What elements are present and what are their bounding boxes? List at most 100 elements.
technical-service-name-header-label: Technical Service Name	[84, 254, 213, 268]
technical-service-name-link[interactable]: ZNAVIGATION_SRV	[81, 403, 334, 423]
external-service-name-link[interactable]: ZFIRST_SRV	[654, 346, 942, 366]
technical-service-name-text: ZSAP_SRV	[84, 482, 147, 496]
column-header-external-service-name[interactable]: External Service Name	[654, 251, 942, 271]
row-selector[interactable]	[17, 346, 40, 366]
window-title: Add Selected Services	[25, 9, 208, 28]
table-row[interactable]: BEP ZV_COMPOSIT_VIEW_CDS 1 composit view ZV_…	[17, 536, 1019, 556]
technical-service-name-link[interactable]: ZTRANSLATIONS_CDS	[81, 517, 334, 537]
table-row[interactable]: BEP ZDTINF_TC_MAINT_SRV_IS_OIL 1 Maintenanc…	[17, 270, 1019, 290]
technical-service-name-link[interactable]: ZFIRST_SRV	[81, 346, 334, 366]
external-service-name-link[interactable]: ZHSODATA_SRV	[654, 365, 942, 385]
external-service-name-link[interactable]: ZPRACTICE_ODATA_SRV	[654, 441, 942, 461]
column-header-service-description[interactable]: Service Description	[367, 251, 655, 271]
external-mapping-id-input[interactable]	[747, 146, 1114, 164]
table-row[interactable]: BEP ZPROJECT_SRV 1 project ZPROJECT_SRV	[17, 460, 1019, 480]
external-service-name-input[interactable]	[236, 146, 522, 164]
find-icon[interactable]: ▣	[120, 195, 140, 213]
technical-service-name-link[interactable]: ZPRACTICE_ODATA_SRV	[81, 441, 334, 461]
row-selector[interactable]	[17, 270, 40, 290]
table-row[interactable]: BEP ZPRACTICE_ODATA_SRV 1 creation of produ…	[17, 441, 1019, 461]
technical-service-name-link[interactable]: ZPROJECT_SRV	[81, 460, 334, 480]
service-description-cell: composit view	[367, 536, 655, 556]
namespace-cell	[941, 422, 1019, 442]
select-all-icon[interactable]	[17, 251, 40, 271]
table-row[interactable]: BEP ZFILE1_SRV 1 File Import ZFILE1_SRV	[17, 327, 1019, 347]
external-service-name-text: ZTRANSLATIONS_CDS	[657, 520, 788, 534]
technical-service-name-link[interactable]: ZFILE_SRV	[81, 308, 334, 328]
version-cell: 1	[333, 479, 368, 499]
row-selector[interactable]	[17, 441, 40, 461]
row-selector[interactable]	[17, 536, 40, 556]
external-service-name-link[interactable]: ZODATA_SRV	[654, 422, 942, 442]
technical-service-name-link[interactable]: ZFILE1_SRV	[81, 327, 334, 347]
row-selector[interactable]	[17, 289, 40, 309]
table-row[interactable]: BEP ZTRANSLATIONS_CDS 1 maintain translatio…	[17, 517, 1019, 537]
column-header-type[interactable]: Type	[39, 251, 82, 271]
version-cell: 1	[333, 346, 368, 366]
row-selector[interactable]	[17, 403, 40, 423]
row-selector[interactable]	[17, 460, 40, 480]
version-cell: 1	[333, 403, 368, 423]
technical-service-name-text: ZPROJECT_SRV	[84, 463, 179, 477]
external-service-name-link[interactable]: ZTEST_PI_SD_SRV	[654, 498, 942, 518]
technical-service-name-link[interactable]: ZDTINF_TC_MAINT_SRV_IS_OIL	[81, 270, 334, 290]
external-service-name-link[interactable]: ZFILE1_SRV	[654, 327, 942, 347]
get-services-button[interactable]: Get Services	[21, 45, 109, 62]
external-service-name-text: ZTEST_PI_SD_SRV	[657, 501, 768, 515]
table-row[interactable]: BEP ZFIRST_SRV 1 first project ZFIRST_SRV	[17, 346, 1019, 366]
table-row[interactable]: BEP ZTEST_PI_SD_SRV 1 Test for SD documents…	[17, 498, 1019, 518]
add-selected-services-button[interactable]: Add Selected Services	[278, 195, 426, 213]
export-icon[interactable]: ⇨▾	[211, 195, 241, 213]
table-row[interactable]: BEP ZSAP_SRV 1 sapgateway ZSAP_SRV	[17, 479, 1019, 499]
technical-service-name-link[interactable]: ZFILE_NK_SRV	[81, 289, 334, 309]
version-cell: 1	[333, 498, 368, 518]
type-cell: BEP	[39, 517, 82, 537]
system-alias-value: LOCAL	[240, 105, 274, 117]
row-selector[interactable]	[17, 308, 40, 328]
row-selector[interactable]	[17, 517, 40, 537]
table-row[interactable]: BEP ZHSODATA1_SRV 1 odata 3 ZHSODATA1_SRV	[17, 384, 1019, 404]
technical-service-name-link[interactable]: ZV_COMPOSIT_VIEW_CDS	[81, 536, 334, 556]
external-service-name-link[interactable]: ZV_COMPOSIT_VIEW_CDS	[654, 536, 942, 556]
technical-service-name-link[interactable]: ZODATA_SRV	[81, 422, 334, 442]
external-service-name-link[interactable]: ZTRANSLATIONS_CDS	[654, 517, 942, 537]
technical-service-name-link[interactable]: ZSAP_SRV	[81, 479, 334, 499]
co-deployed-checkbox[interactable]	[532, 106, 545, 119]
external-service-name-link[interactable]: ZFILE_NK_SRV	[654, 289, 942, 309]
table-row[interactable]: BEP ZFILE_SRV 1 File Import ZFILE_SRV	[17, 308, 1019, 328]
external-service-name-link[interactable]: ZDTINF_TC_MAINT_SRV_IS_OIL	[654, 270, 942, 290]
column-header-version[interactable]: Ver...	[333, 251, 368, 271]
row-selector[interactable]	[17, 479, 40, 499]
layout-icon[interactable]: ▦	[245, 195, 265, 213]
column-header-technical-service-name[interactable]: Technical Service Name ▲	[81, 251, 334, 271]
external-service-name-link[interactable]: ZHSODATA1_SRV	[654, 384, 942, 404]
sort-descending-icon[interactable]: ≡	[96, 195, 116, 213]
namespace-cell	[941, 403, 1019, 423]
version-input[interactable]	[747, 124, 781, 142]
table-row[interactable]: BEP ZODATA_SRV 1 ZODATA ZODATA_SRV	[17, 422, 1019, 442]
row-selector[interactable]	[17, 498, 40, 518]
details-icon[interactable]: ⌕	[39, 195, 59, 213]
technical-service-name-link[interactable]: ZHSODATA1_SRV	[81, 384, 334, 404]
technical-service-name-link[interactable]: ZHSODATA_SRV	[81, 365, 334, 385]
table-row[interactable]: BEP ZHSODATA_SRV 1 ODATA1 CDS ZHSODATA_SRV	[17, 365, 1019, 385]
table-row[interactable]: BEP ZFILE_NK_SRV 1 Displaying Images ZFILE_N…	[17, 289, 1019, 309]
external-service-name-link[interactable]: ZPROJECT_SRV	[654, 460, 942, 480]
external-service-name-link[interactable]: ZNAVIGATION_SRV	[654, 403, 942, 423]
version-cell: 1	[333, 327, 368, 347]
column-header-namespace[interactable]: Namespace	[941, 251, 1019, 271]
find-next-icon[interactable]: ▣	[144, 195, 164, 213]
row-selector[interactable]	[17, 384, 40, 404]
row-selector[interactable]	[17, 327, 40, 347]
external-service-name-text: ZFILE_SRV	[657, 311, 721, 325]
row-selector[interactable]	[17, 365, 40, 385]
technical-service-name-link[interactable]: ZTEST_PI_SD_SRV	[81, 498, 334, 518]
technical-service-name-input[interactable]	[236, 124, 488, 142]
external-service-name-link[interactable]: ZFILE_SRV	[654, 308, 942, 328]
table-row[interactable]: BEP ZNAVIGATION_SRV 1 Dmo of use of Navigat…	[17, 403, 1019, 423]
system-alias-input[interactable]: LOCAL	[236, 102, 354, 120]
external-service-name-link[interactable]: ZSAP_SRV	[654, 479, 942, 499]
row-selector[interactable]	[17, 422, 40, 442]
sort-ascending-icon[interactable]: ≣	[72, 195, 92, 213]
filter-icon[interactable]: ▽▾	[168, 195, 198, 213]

## Request
Copy the material above word for word, from its first line up to and including the line with "table-row[interactable]: BEP ZFILE1_SRV".

## Written response
What elements are present and what are their bounding boxes? List at most 100 elements.
technical-service-name-header-label: Technical Service Name	[84, 254, 213, 268]
technical-service-name-link[interactable]: ZNAVIGATION_SRV	[81, 403, 334, 423]
external-service-name-link[interactable]: ZFIRST_SRV	[654, 346, 942, 366]
technical-service-name-text: ZSAP_SRV	[84, 482, 147, 496]
column-header-external-service-name[interactable]: External Service Name	[654, 251, 942, 271]
row-selector[interactable]	[17, 346, 40, 366]
window-title: Add Selected Services	[25, 9, 208, 28]
table-row[interactable]: BEP ZV_COMPOSIT_VIEW_CDS 1 composit view ZV_…	[17, 536, 1019, 556]
technical-service-name-link[interactable]: ZTRANSLATIONS_CDS	[81, 517, 334, 537]
table-row[interactable]: BEP ZDTINF_TC_MAINT_SRV_IS_OIL 1 Maintenanc…	[17, 270, 1019, 290]
technical-service-name-link[interactable]: ZFIRST_SRV	[81, 346, 334, 366]
external-service-name-link[interactable]: ZHSODATA_SRV	[654, 365, 942, 385]
external-service-name-link[interactable]: ZPRACTICE_ODATA_SRV	[654, 441, 942, 461]
column-header-service-description[interactable]: Service Description	[367, 251, 655, 271]
external-mapping-id-input[interactable]	[747, 146, 1114, 164]
table-row[interactable]: BEP ZPROJECT_SRV 1 project ZPROJECT_SRV	[17, 460, 1019, 480]
external-service-name-input[interactable]	[236, 146, 522, 164]
find-icon[interactable]: ▣	[120, 195, 140, 213]
technical-service-name-link[interactable]: ZPRACTICE_ODATA_SRV	[81, 441, 334, 461]
row-selector[interactable]	[17, 270, 40, 290]
table-row[interactable]: BEP ZPRACTICE_ODATA_SRV 1 creation of produ…	[17, 441, 1019, 461]
technical-service-name-link[interactable]: ZPROJECT_SRV	[81, 460, 334, 480]
service-description-cell: composit view	[367, 536, 655, 556]
namespace-cell	[941, 422, 1019, 442]
select-all-icon[interactable]	[17, 251, 40, 271]
table-row[interactable]: BEP ZFILE1_SRV 1 File Import ZFILE1_SRV	[17, 327, 1019, 347]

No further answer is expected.